◆ **Goal**:
Below are some entries. Work out how many of their lines hold the word "Hasil", and write that number alone.

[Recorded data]

****************

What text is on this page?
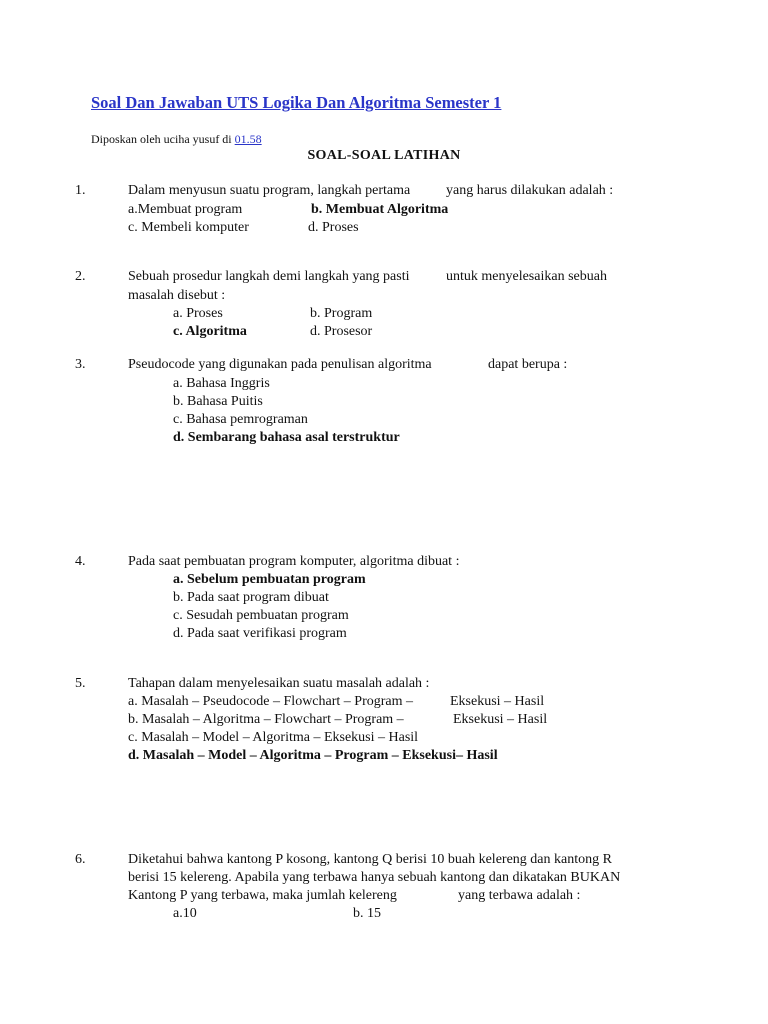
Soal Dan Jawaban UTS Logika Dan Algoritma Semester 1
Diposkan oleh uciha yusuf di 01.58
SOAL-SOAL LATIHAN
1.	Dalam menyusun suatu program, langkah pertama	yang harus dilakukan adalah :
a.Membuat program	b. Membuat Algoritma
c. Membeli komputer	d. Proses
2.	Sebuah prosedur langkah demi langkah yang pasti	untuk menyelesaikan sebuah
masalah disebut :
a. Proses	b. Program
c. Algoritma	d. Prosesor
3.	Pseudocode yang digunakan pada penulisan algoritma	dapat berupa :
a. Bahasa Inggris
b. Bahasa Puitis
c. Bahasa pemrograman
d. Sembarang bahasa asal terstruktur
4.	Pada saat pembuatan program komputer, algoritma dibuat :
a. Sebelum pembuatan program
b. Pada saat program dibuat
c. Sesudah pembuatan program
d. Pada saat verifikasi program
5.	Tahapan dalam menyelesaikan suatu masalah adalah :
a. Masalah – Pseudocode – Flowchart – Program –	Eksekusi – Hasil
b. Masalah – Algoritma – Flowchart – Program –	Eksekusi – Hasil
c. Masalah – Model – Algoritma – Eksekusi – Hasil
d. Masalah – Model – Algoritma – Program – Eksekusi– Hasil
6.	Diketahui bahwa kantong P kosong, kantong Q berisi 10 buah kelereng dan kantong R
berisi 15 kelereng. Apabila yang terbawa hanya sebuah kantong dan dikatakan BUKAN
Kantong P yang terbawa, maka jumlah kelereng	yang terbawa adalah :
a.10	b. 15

****************

◆ **Correct answer**:
4